'''

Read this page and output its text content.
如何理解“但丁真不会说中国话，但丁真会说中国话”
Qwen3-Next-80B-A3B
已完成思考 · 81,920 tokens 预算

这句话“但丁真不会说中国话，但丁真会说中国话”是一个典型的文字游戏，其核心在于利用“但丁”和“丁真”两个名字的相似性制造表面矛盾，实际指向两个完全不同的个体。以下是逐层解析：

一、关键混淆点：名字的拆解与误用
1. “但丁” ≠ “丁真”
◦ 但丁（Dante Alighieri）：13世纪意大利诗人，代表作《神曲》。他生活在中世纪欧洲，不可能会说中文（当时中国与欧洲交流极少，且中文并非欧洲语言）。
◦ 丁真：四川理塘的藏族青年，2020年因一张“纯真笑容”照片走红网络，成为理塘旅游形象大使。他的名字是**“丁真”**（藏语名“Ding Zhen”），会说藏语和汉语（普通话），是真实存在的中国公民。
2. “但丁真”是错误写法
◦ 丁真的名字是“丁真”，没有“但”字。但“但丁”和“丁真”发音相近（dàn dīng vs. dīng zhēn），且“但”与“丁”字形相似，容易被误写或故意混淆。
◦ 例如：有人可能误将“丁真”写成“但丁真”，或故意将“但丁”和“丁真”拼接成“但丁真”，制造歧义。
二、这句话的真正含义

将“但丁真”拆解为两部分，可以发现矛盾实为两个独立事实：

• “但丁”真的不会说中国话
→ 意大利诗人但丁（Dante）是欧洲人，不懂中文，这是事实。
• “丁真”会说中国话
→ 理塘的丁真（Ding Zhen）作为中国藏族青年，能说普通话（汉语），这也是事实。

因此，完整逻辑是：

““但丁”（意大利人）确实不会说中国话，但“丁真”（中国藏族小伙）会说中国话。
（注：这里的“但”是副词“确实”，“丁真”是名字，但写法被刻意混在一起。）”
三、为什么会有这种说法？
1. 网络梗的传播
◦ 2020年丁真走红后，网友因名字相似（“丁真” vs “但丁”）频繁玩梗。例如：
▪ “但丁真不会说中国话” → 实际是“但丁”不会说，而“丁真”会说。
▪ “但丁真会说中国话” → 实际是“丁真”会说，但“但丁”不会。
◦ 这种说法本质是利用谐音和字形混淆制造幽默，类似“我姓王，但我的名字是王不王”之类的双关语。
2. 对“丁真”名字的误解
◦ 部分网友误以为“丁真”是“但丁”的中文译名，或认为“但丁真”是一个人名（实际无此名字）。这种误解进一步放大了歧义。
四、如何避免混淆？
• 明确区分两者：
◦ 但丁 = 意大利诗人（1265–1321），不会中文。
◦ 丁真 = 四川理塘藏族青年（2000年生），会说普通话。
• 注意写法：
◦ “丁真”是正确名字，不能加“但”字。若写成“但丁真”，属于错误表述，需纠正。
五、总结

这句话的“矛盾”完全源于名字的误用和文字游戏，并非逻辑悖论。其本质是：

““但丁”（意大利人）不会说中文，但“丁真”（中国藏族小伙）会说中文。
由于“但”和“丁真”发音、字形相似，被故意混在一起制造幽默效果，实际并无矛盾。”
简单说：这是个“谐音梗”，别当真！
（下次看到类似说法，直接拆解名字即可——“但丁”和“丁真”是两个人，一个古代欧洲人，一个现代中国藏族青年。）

'''

■ PROBLEM: Scan the material above. Copy each line that holds the word "Zhen".

■ EXERCISE OUTPUT:
◦ 丁真：四川理塘的藏族青年，2020年因一张“纯真笑容”照片走红网络，成为理塘旅游形象大使。他的名字是**“丁真”**（藏语名“Ding Zhen”），会说藏语和汉语（普通话），是真实存在的中国公民。
→ 理塘的丁真（Ding Zhen）作为中国藏族青年，能说普通话（汉语），这也是事实。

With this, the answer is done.